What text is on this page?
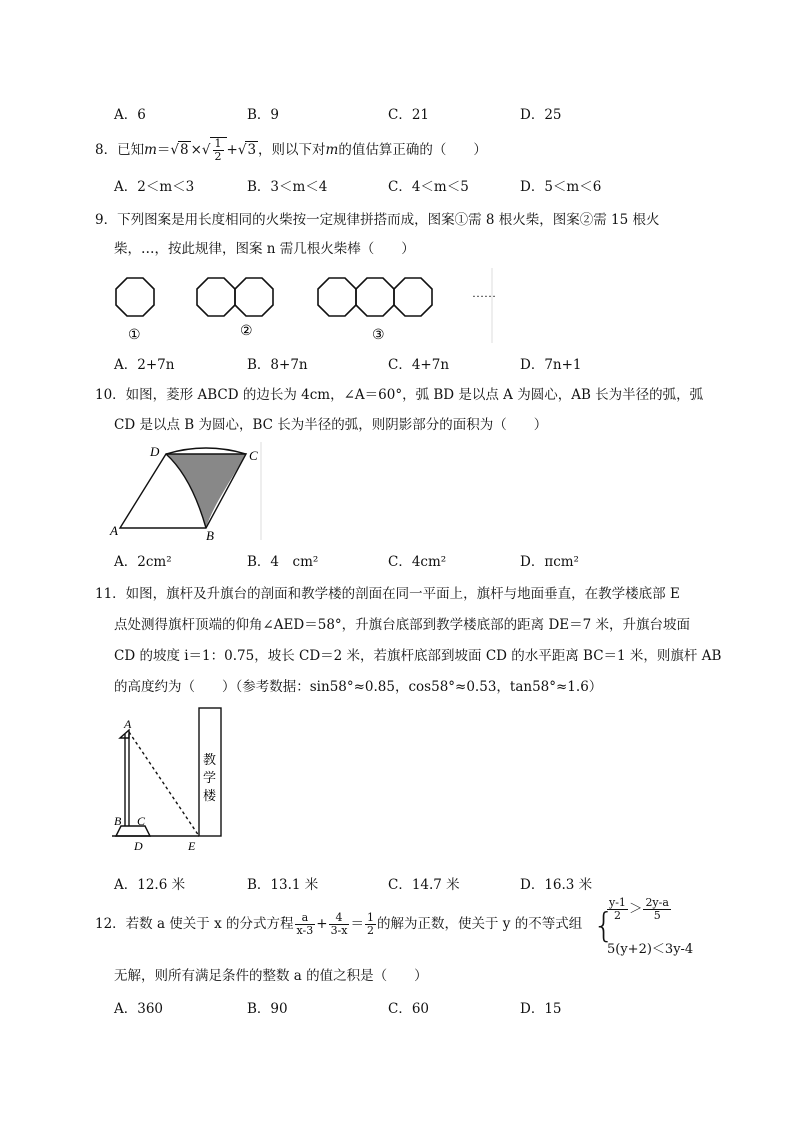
A．6	B．9	C．21	D．25
8．已知m＝√8 ×√ $\frac{1}{2} +√3$ ，则以下对m的值估算正确的（　　）
A．2＜m＜3	B．3＜m＜4	C．4＜m＜5	D．5＜m＜6
9．下列图案是用长度相同的火柴按一定规律拼搭而成，图案①需 8 根火柴，图案②需 15 根火
柴，…，按此规律，图案 n 需几根火柴棒（　　）
①	②	③
……
A．2+7n	B．8+7n	C．4+7n	D．7n+1
10．如图，菱形 ABCD 的边长为 4cm，∠A＝60°，弧 BD 是以点 A 为圆心，AB 长为半径的弧，弧
CD 是以点 B 为圆心，BC 长为半径的弧，则阴影部分的面积为（　　）
A	B
C
D
A．2cm²	B．4　cm²	C．4cm²	D．πcm²
11．如图，旗杆及升旗台的剖面和教学楼的剖面在同一平面上，旗杆与地面垂直，在教学楼底部 E
点处测得旗杆顶端的仰角∠AED＝58°，升旗台底部到教学楼底部的距离 DE＝7 米，升旗台坡面
CD 的坡度 i＝1：0.75，坡长 CD＝2 米，若旗杆底部到坡面 CD 的水平距离 BC＝1 米，则旗杆 AB
的高度约为（　　）（参考数据：sin58°≈0.85，cos58°≈0.53，tan58°≈1.6）
A
B C
D	E
教
学
楼
A．12.6 米	B．13.1 米	C．14.7 米	D．16.3 米
12．若数 a 使关于 x 的分式方程 $\frac{a}{x-3} + \frac{4}{3-x} = \frac{1}{2}$ 的解为正数，使关于 y 的不等式组 {
$\frac{y-1}{2} > \frac{2y-a}{5}$
5(y+2)＜3y-4
无解，则所有满足条件的整数 a 的值之积是（　　）
A．360	B．90	C．60	D．15
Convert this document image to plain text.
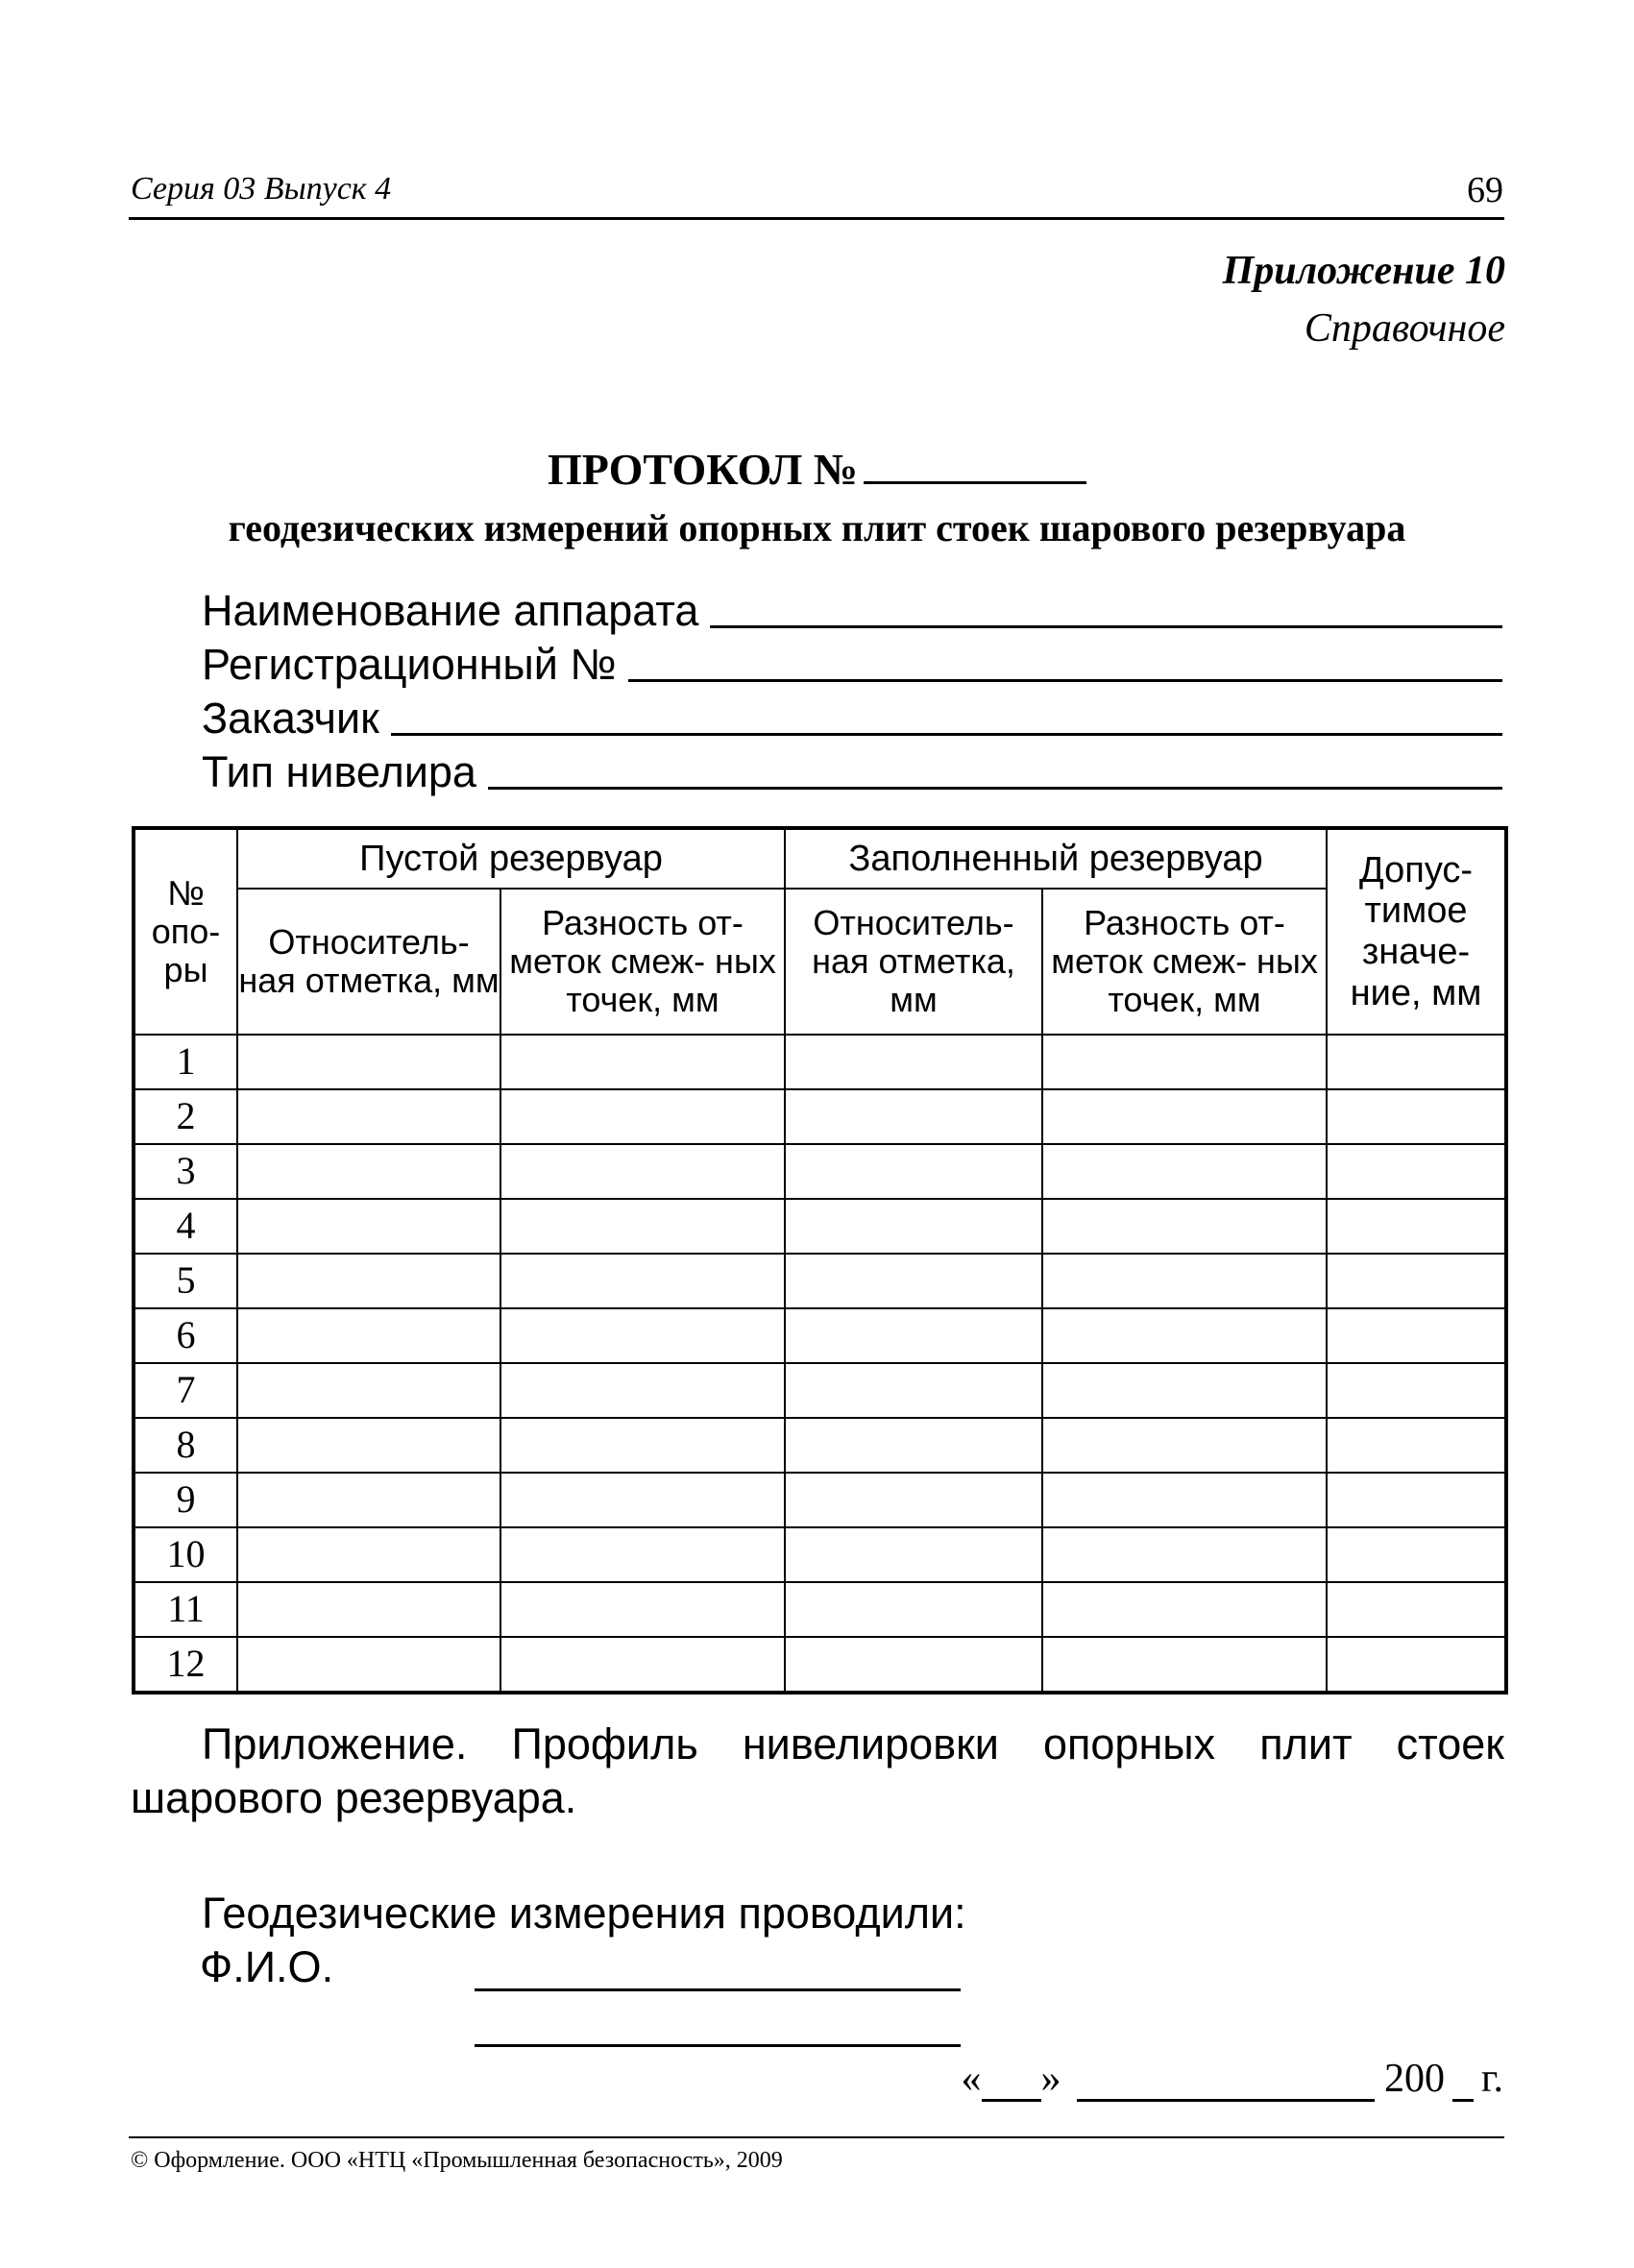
Серия 03 Выпуск 4	69
Приложение 10
Справочное
ПРОТОКОЛ №
геодезических измерений опорных плит стоек шарового резервуара
Наименование аппарата
Регистрационный №
Заказчик
Тип нивелира
№ опо- ры	Пустой резервуар		Заполненный резервуар		Допус- тимое значе- ние, мм
	Относитель- ная отметка, мм	Разность от- меток смеж- ных точек, мм	Относитель- ная отметка, мм	Разность от- меток смеж- ных точек, мм	
1					
2					
3					
4					
5					
6					
7					
8					
9					
10					
11					
12					
Приложение. Профиль нивелировки опорных плит стоек шарового резервуара.
Геодезические измерения проводили:
Ф.И.О.
« »
	200 г.
© Оформление. ООО «НТЦ «Промышленная безопасность», 2009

------------

* [TASK TO CARRY OUT] How many of the lines above include the word "text"? Respond with the number alone.

* [FULL RESPONSE] 2